- _Material supplied_:
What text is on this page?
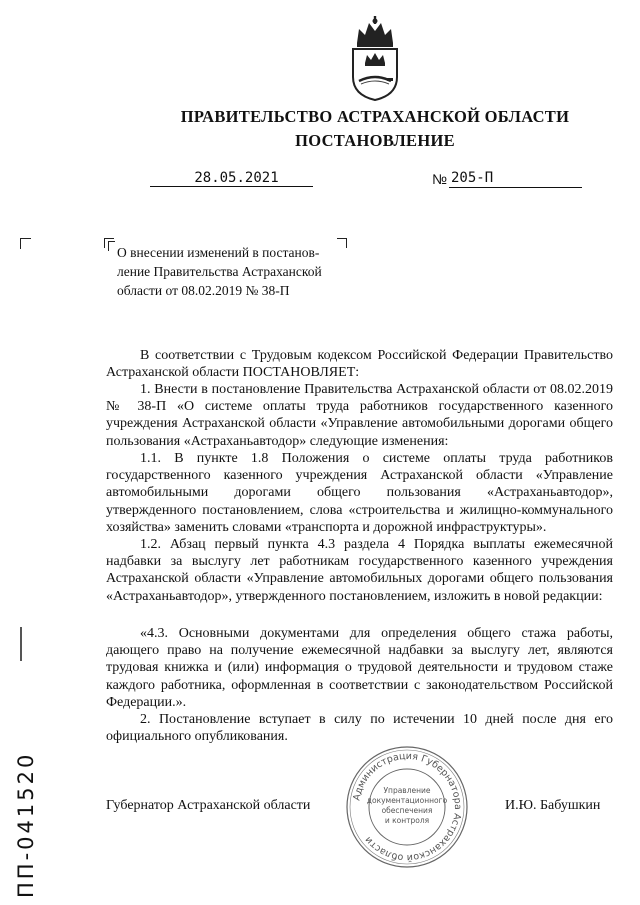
ПРАВИТЕЛЬСТВО АСТРАХАНСКОЙ ОБЛАСТИ
ПОСТАНОВЛЕНИЕ
28.05.2021	№ 205-П
О внесении изменений в постанов-
ление Правительства Астраханской
области от 08.02.2019 № 38-П
В соответствии с Трудовым кодексом Российской Федерации Правительство Астраханской области ПОСТАНОВЛЯЕТ:
1. Внести в постановление Правительства Астраханской области от 08.02.2019 № 38-П «О системе оплаты труда работников государственного казенного учреждения Астраханской области «Управление автомобильными дорогами общего пользования «Астраханьавтодор» следующие изменения:
1.1. В пункте 1.8 Положения о системе оплаты труда работников государственного казенного учреждения Астраханской области «Управление автомобильными дорогами общего пользования «Астраханьавтодор», утвержденного постановлением, слова «строительства и жилищно-коммунального хозяйства» заменить словами «транспорта и дорожной инфраструктуры».
1.2. Абзац первый пункта 4.3 раздела 4 Порядка выплаты ежемесячной надбавки за выслугу лет работникам государственного казенного учреждения Астраханской области «Управление автомобильных дорогами общего пользования «Астраханьавтодор», утвержденного постановлением, изложить в новой редакции:
«4.3. Основными документами для определения общего стажа работы, дающего право на получение ежемесячной надбавки за выслугу лет, являются трудовая книжка и (или) информация о трудовой деятельности и трудовом стаже каждого работника, оформленная в соответствии с законодательством Российской Федерации.».
2. Постановление вступает в силу по истечении 10 дней после дня его официального опубликования.
Губернатор Астраханской области	И.Ю. Бабушкин
Администрация Губернатора Астраханской области
Управление
документационного
обеспечения
и контроля
ПП-041520
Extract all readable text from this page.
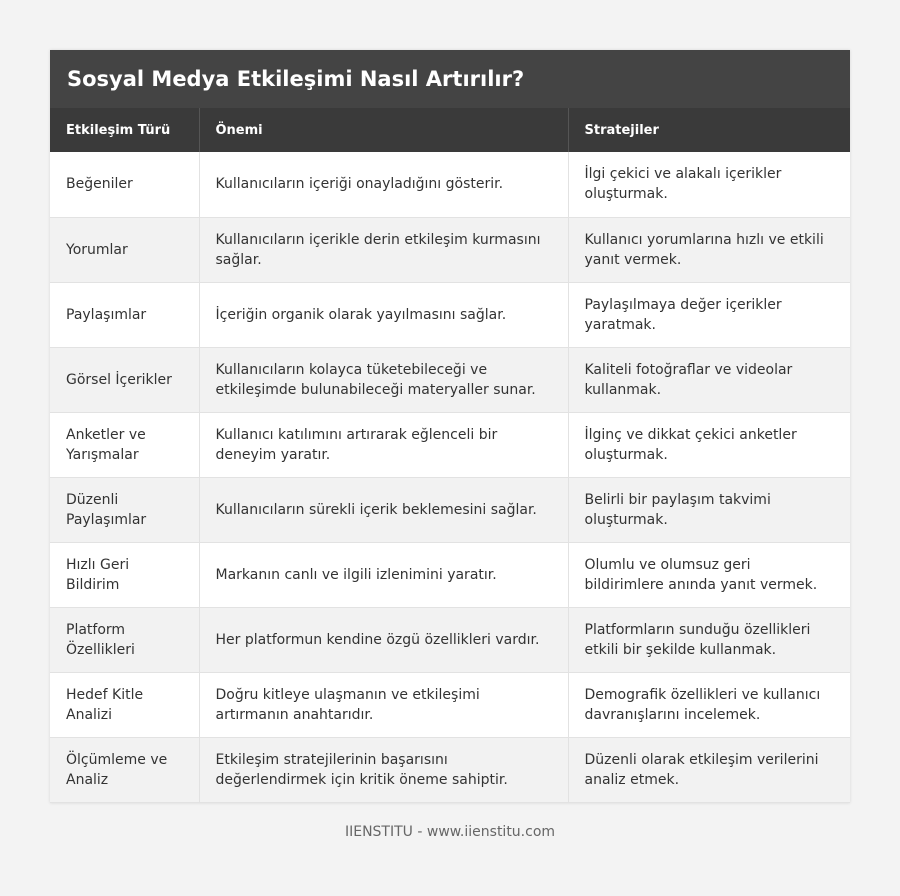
Sosyal Medya Etkileşimi Nasıl Artırılır?
Etkileşim Türü	Önemi	Stratejiler
Beğeniler	Kullanıcıların içeriği onayladığını gösterir.	İlgi çekici ve alakalı içerikler oluşturmak.
Yorumlar	Kullanıcıların içerikle derin etkileşim kurmasını sağlar.	Kullanıcı yorumlarına hızlı ve etkili yanıt vermek.
Paylaşımlar	İçeriğin organik olarak yayılmasını sağlar.	Paylaşılmaya değer içerikler yaratmak.
Görsel İçerikler	Kullanıcıların kolayca tüketebileceği ve etkileşimde bulunabileceği materyaller sunar.	Kaliteli fotoğraflar ve videolar kullanmak.
Anketler ve Yarışmalar	Kullanıcı katılımını artırarak eğlenceli bir deneyim yaratır.	İlginç ve dikkat çekici anketler oluşturmak.
Düzenli Paylaşımlar	Kullanıcıların sürekli içerik beklemesini sağlar.	Belirli bir paylaşım takvimi oluşturmak.
Hızlı Geri Bildirim	Markanın canlı ve ilgili izlenimini yaratır.	Olumlu ve olumsuz geri bildirimlere anında yanıt vermek.
Platform Özellikleri	Her platformun kendine özgü özellikleri vardır.	Platformların sunduğu özellikleri etkili bir şekilde kullanmak.
Hedef Kitle Analizi	Doğru kitleye ulaşmanın ve etkileşimi artırmanın anahtarıdır.	Demografik özellikleri ve kullanıcı davranışlarını incelemek.
Ölçümleme ve Analiz	Etkileşim stratejilerinin başarısını değerlendirmek için kritik öneme sahiptir.	Düzenli olarak etkileşim verilerini analiz etmek.
IIENSTITU - www.iienstitu.com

- _Exercise requirements_: Copy every entry exactly as written. Pictures are excluded.

- _Result of this exercise_:
What text is on this page?
ПРАВИТЕЛЬСТВО АСТРАХАНСКОЙ ОБЛАСТИ
ПОСТАНОВЛЕНИЕ
28.05.2021	№ 205-П
О внесении изменений в постанов-
ление Правительства Астраханской
области от 08.02.2019 № 38-П
В соответствии с Трудовым кодексом Российской Федерации Правительство Астраханской области ПОСТАНОВЛЯЕТ:
1. Внести в постановление Правительства Астраханской области от 08.02.2019 № 38-П «О системе оплаты труда работников государственного казенного учреждения Астраханской области «Управление автомобильными дорогами общего пользования «Астраханьавтодор» следующие изменения:
1.1. В пункте 1.8 Положения о системе оплаты труда работников государственного казенного учреждения Астраханской области «Управление автомобильными дорогами общего пользования «Астраханьавтодор», утвержденного постановлением, слова «строительства и жилищно-коммунального хозяйства» заменить словами «транспорта и дорожной инфраструктуры».
1.2. Абзац первый пункта 4.3 раздела 4 Порядка выплаты ежемесячной надбавки за выслугу лет работникам государственного казенного учреждения Астраханской области «Управление автомобильных дорогами общего пользования «Астраханьавтодор», утвержденного постановлением, изложить в новой редакции:
«4.3. Основными документами для определения общего стажа работы, дающего право на получение ежемесячной надбавки за выслугу лет, являются трудовая книжка и (или) информация о трудовой деятельности и трудовом стаже каждого работника, оформленная в соответствии с законодательством Российской Федерации.».
2. Постановление вступает в силу по истечении 10 дней после дня его официального опубликования.
Губернатор Астраханской области	И.Ю. Бабушкин
Администрация Губернатора Астраханской области
Управление
документационного
обеспечения
и контроля
ПП-041520
Extract all readable text from this page.
Sosyal Medya Etkileşimi Nasıl Artırılır?
Etkileşim Türü	Önemi	Stratejiler
Beğeniler	Kullanıcıların içeriği onayladığını gösterir.	İlgi çekici ve alakalı içerikler oluşturmak.
Yorumlar	Kullanıcıların içerikle derin etkileşim kurmasını sağlar.	Kullanıcı yorumlarına hızlı ve etkili yanıt vermek.
Paylaşımlar	İçeriğin organik olarak yayılmasını sağlar.	Paylaşılmaya değer içerikler yaratmak.
Görsel İçerikler	Kullanıcıların kolayca tüketebileceği ve etkileşimde bulunabileceği materyaller sunar.	Kaliteli fotoğraflar ve videolar kullanmak.
Anketler ve Yarışmalar	Kullanıcı katılımını artırarak eğlenceli bir deneyim yaratır.	İlginç ve dikkat çekici anketler oluşturmak.
Düzenli Paylaşımlar	Kullanıcıların sürekli içerik beklemesini sağlar.	Belirli bir paylaşım takvimi oluşturmak.
Hızlı Geri Bildirim	Markanın canlı ve ilgili izlenimini yaratır.	Olumlu ve olumsuz geri bildirimlere anında yanıt vermek.
Platform Özellikleri	Her platformun kendine özgü özellikleri vardır.	Platformların sunduğu özellikleri etkili bir şekilde kullanmak.
Hedef Kitle Analizi	Doğru kitleye ulaşmanın ve etkileşimi artırmanın anahtarıdır.	Demografik özellikleri ve kullanıcı davranışlarını incelemek.
Ölçümleme ve Analiz	Etkileşim stratejilerinin başarısını değerlendirmek için kritik öneme sahiptir.	Düzenli olarak etkileşim verilerini analiz etmek.
IIENSTITU - www.iienstitu.com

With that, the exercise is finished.